Goal -> Search the records that follow and extract every line containing the string "symbol".

[begin Task material]

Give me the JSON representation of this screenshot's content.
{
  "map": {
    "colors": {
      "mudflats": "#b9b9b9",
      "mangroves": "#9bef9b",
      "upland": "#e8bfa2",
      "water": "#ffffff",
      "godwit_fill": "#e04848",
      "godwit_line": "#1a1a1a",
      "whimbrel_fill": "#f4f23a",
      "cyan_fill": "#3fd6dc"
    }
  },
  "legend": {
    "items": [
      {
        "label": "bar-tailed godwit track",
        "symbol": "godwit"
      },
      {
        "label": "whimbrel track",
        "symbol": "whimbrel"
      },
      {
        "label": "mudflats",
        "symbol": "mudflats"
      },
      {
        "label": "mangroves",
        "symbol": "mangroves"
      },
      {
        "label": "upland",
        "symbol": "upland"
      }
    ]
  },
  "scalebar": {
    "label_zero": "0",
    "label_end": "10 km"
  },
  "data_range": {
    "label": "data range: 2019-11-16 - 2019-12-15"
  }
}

[end Task material]

Written answer ->
        "symbol": "godwit"
        "symbol": "whimbrel"
        "symbol": "mudflats"
        "symbol": "mangroves"
        "symbol": "upland"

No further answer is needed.